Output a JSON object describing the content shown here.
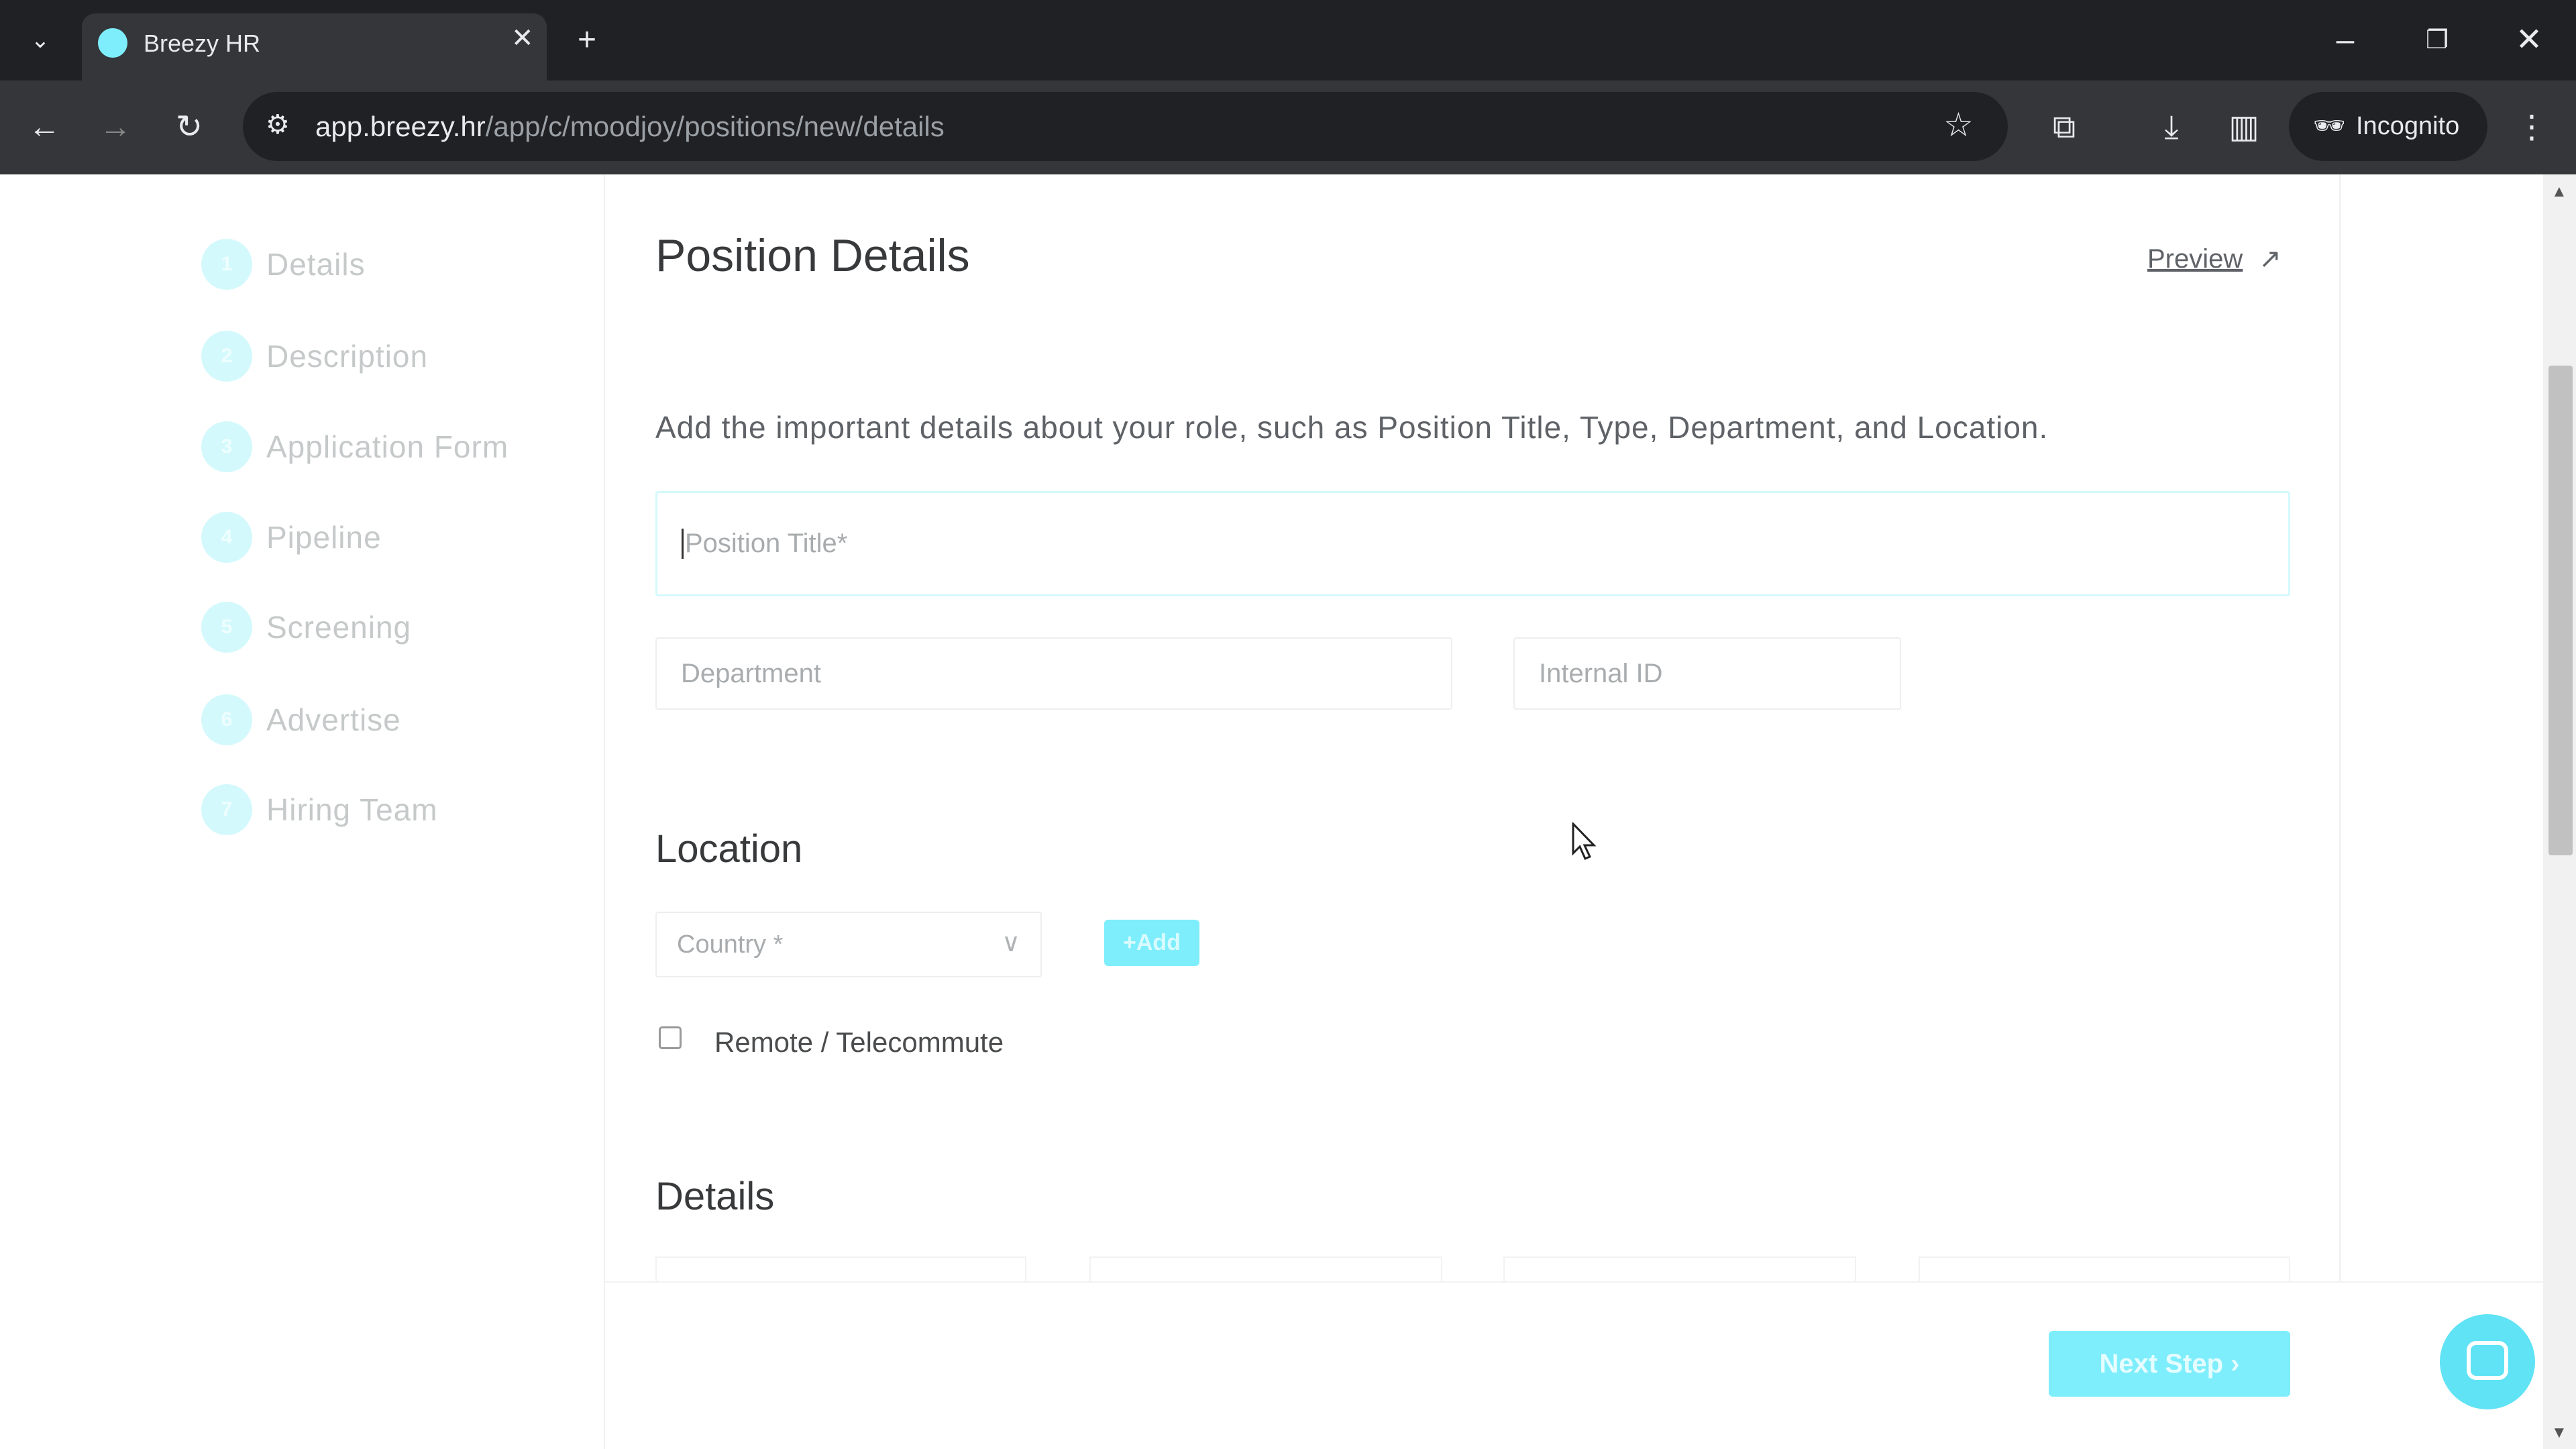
{
  "browser": {
    "tab_title": "Breezy HR",
    "url_host": "app.breezy.hr",
    "url_path": "/app/c/moodjoy/positions/new/details",
    "incognito_label": "Incognito"
  },
  "sidebar": {
    "steps": [
      {
        "number": "1",
        "label": "Details"
      },
      {
        "number": "2",
        "label": "Description"
      },
      {
        "number": "3",
        "label": "Application Form"
      },
      {
        "number": "4",
        "label": "Pipeline"
      },
      {
        "number": "5",
        "label": "Screening"
      },
      {
        "number": "6",
        "label": "Advertise"
      },
      {
        "number": "7",
        "label": "Hiring Team"
      }
    ]
  },
  "main": {
    "title": "Position Details",
    "preview_label": "Preview",
    "description": "Add the important details about your role, such as Position Title, Type, Department, and Location.",
    "position_title_placeholder": "Position Title*",
    "department_placeholder": "Department",
    "internal_id_placeholder": "Internal ID",
    "location_heading": "Location",
    "country_placeholder": "Country *",
    "add_label": "+Add",
    "remote_label": "Remote / Telecommute",
    "details_heading": "Details",
    "next_step_label": "Next Step"
  },
  "colors": {
    "accent": "#7eeefc",
    "accent_light": "#d4f9fc"
  }
}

┄┄┄┄┄┄

=== EXERCISE DIRECTIONS ===
Omit the pictures and reproduce the listing exactly.

=== RESPONSE FOR THIS EXERCISE ===
Output a JSON object describing the content shown here.
{
  "browser": {
    "tab_title": "Breezy HR",
    "url_host": "app.breezy.hr",
    "url_path": "/app/c/moodjoy/positions/new/details",
    "incognito_label": "Incognito"
  },
  "sidebar": {
    "steps": [
      {
        "number": "1",
        "label": "Details"
      },
      {
        "number": "2",
        "label": "Description"
      },
      {
        "number": "3",
        "label": "Application Form"
      },
      {
        "number": "4",
        "label": "Pipeline"
      },
      {
        "number": "5",
        "label": "Screening"
      },
      {
        "number": "6",
        "label": "Advertise"
      },
      {
        "number": "7",
        "label": "Hiring Team"
      }
    ]
  },
  "main": {
    "title": "Position Details",
    "preview_label": "Preview",
    "description": "Add the important details about your role, such as Position Title, Type, Department, and Location.",
    "position_title_placeholder": "Position Title*",
    "department_placeholder": "Department",
    "internal_id_placeholder": "Internal ID",
    "location_heading": "Location",
    "country_placeholder": "Country *",
    "add_label": "+Add",
    "remote_label": "Remote / Telecommute",
    "details_heading": "Details",
    "next_step_label": "Next Step"
  },
  "colors": {
    "accent": "#7eeefc",
    "accent_light": "#d4f9fc"
  }
}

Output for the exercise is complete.